Output all entries verbatim. Skip pictures.
○ ○ ○ ○ ○
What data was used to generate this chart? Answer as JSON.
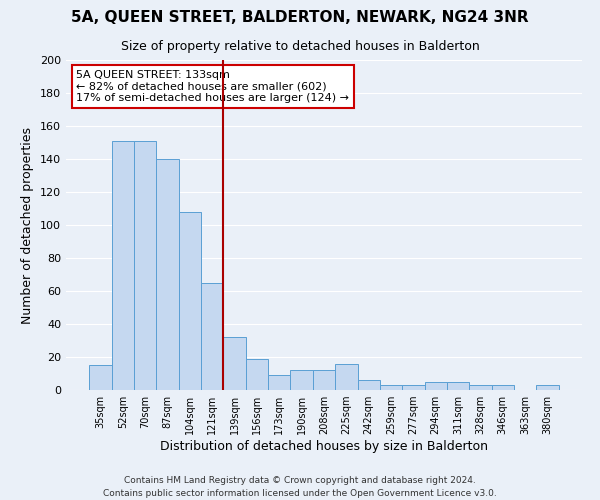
{
  "title": "5A, QUEEN STREET, BALDERTON, NEWARK, NG24 3NR",
  "subtitle": "Size of property relative to detached houses in Balderton",
  "xlabel": "Distribution of detached houses by size in Balderton",
  "ylabel": "Number of detached properties",
  "bar_color": "#c5d8f0",
  "bar_edge_color": "#5a9fd4",
  "background_color": "#eaf0f8",
  "grid_color": "#ffffff",
  "categories": [
    "35sqm",
    "52sqm",
    "70sqm",
    "87sqm",
    "104sqm",
    "121sqm",
    "139sqm",
    "156sqm",
    "173sqm",
    "190sqm",
    "208sqm",
    "225sqm",
    "242sqm",
    "259sqm",
    "277sqm",
    "294sqm",
    "311sqm",
    "328sqm",
    "346sqm",
    "363sqm",
    "380sqm"
  ],
  "values": [
    15,
    151,
    151,
    140,
    108,
    65,
    32,
    19,
    9,
    12,
    12,
    16,
    6,
    3,
    3,
    5,
    5,
    3,
    3,
    0,
    3
  ],
  "ylim": [
    0,
    200
  ],
  "yticks": [
    0,
    20,
    40,
    60,
    80,
    100,
    120,
    140,
    160,
    180,
    200
  ],
  "vline_color": "#aa0000",
  "annotation_title": "5A QUEEN STREET: 133sqm",
  "annotation_line1": "← 82% of detached houses are smaller (602)",
  "annotation_line2": "17% of semi-detached houses are larger (124) →",
  "annotation_box_facecolor": "#ffffff",
  "annotation_box_edgecolor": "#cc0000",
  "footer_line1": "Contains HM Land Registry data © Crown copyright and database right 2024.",
  "footer_line2": "Contains public sector information licensed under the Open Government Licence v3.0."
}
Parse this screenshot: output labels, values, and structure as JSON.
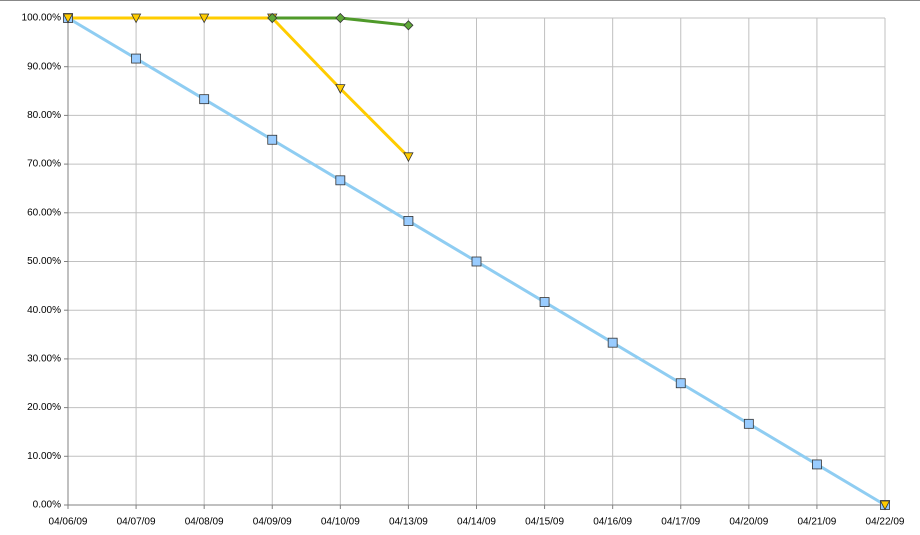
{
  "chart_data": {
    "type": "line",
    "categories": [
      "04/06/09",
      "04/07/09",
      "04/08/09",
      "04/09/09",
      "04/10/09",
      "04/13/09",
      "04/14/09",
      "04/15/09",
      "04/16/09",
      "04/17/09",
      "04/20/09",
      "04/21/09",
      "04/22/09"
    ],
    "series": [
      {
        "color": "#8fcdf2",
        "marker": "square",
        "marker_color": "#99ccff",
        "values": [
          100,
          91.67,
          83.33,
          75,
          66.67,
          58.33,
          50,
          41.67,
          33.33,
          25,
          16.67,
          8.33,
          0
        ]
      },
      {
        "color": "#ffcc00",
        "marker": "triangle",
        "marker_color": "#ffcc00",
        "values": [
          100,
          100,
          100,
          100,
          85.5,
          71.5,
          null,
          null,
          null,
          null,
          null,
          null,
          0
        ]
      },
      {
        "color": "#4f9a2a",
        "marker": "diamond",
        "marker_color": "#5fa838",
        "values": [
          null,
          null,
          null,
          100,
          100,
          98.5,
          null,
          null,
          null,
          null,
          null,
          null,
          null
        ]
      }
    ],
    "ylim": [
      0,
      100
    ],
    "yticks": [
      {
        "value": 0,
        "label": "0.00%"
      },
      {
        "value": 10,
        "label": "10.00%"
      },
      {
        "value": 20,
        "label": "20.00%"
      },
      {
        "value": 30,
        "label": "30.00%"
      },
      {
        "value": 40,
        "label": "40.00%"
      },
      {
        "value": 50,
        "label": "50.00%"
      },
      {
        "value": 60,
        "label": "60.00%"
      },
      {
        "value": 70,
        "label": "70.00%"
      },
      {
        "value": 80,
        "label": "80.00%"
      },
      {
        "value": 90,
        "label": "90.00%"
      },
      {
        "value": 100,
        "label": "100.00%"
      }
    ],
    "grid": true
  }
}
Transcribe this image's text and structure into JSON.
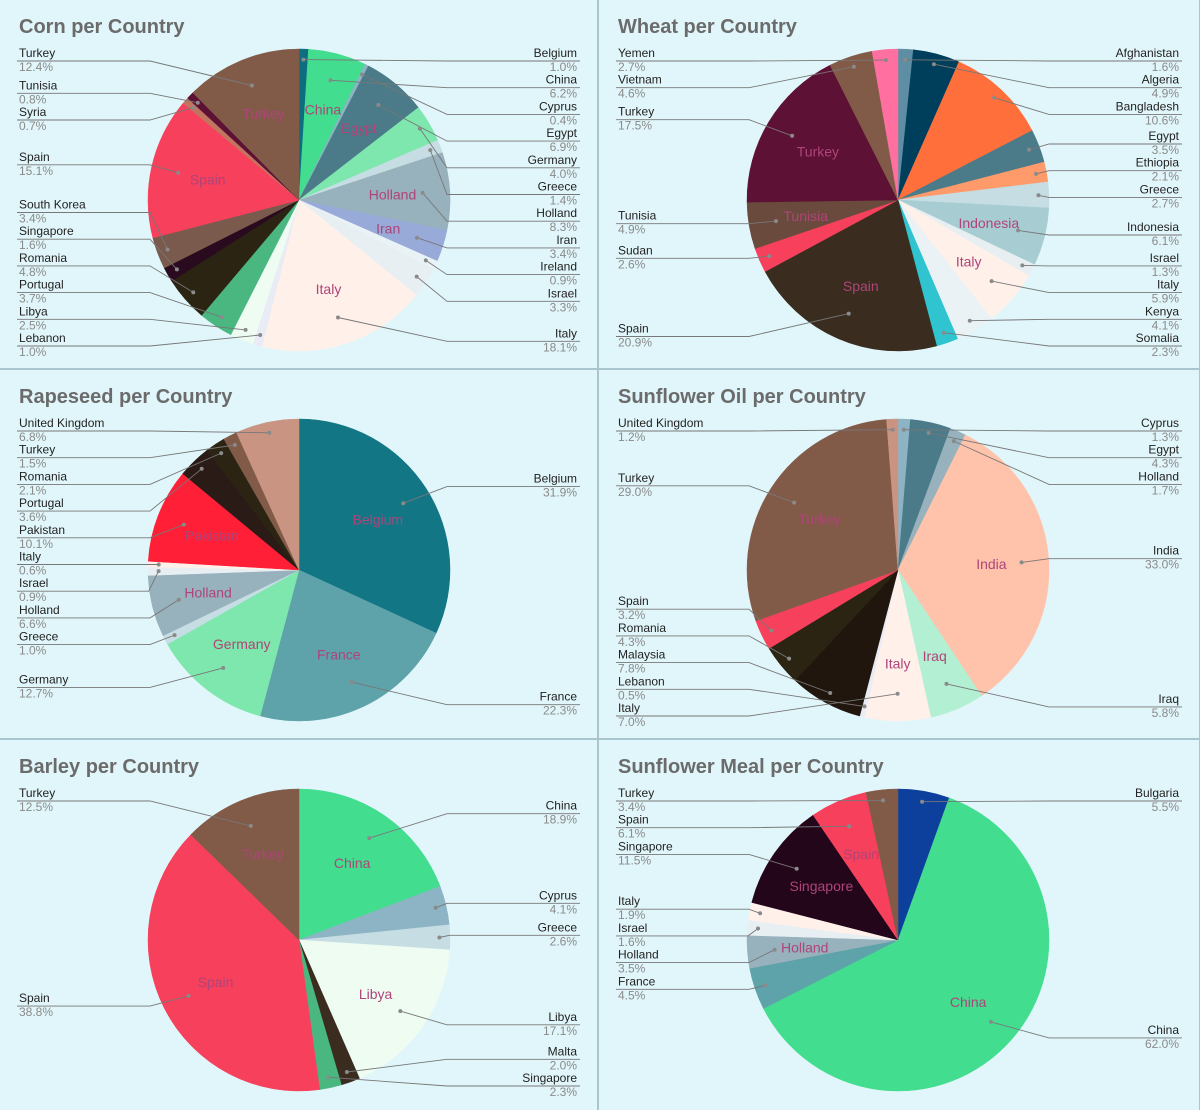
○ ○ ○ ○ ○
The output =
What data was used to generate this chart? Answer as JSON.
{
  "title": "5A, QUEEN STREET, BALDERTON, NEWARK, NG24 3NR",
  "subtitle": "Size of property relative to detached houses in Balderton",
  "xlabel": "Distribution of detached houses by size in Balderton",
  "ylabel": "Number of detached properties",
  "bar_color": "#c5d8f0",
  "bar_edge_color": "#5a9fd4",
  "background_color": "#eaf0f8",
  "grid_color": "#ffffff",
  "categories": [
    "35sqm",
    "52sqm",
    "70sqm",
    "87sqm",
    "104sqm",
    "121sqm",
    "139sqm",
    "156sqm",
    "173sqm",
    "190sqm",
    "208sqm",
    "225sqm",
    "242sqm",
    "259sqm",
    "277sqm",
    "294sqm",
    "311sqm",
    "328sqm",
    "346sqm",
    "363sqm",
    "380sqm"
  ],
  "values": [
    15,
    151,
    151,
    140,
    108,
    65,
    32,
    19,
    9,
    12,
    12,
    16,
    6,
    3,
    3,
    5,
    5,
    3,
    3,
    0,
    3
  ],
  "ylim": [
    0,
    200
  ],
  "yticks": [
    0,
    20,
    40,
    60,
    80,
    100,
    120,
    140,
    160,
    180,
    200
  ],
  "vline_color": "#aa0000",
  "annotation_title": "5A QUEEN STREET: 133sqm",
  "annotation_line1": "← 82% of detached houses are smaller (602)",
  "annotation_line2": "17% of semi-detached houses are larger (124) →",
  "annotation_box_facecolor": "#ffffff",
  "annotation_box_edgecolor": "#cc0000",
  "footer_line1": "Contains HM Land Registry data © Crown copyright and database right 2024.",
  "footer_line2": "Contains public sector information licensed under the Open Government Licence v3.0."
}
Parse this screenshot: output labels, values, and structure as JSON.
{
  "chart_data": {
    "type": "line",
    "categories": [
      "04/06/09",
      "04/07/09",
      "04/08/09",
      "04/09/09",
      "04/10/09",
      "04/13/09",
      "04/14/09",
      "04/15/09",
      "04/16/09",
      "04/17/09",
      "04/20/09",
      "04/21/09",
      "04/22/09"
    ],
    "series": [
      {
        "color": "#8fcdf2",
        "marker": "square",
        "marker_color": "#99ccff",
        "values": [
          100,
          91.67,
          83.33,
          75,
          66.67,
          58.33,
          50,
          41.67,
          33.33,
          25,
          16.67,
          8.33,
          0
        ]
      },
      {
        "color": "#ffcc00",
        "marker": "triangle",
        "marker_color": "#ffcc00",
        "values": [
          100,
          100,
          100,
          100,
          85.5,
          71.5,
          null,
          null,
          null,
          null,
          null,
          null,
          0
        ]
      },
      {
        "color": "#4f9a2a",
        "marker": "diamond",
        "marker_color": "#5fa838",
        "values": [
          null,
          null,
          null,
          100,
          100,
          98.5,
          null,
          null,
          null,
          null,
          null,
          null,
          null
        ]
      }
    ],
    "ylim": [
      0,
      100
    ],
    "yticks": [
      {
        "value": 0,
        "label": "0.00%"
      },
      {
        "value": 10,
        "label": "10.00%"
      },
      {
        "value": 20,
        "label": "20.00%"
      },
      {
        "value": 30,
        "label": "30.00%"
      },
      {
        "value": 40,
        "label": "40.00%"
      },
      {
        "value": 50,
        "label": "50.00%"
      },
      {
        "value": 60,
        "label": "60.00%"
      },
      {
        "value": 70,
        "label": "70.00%"
      },
      {
        "value": 80,
        "label": "80.00%"
      },
      {
        "value": 90,
        "label": "90.00%"
      },
      {
        "value": 100,
        "label": "100.00%"
      }
    ],
    "grid": true
  }
}
Transcribe this image's text and structure into JSON.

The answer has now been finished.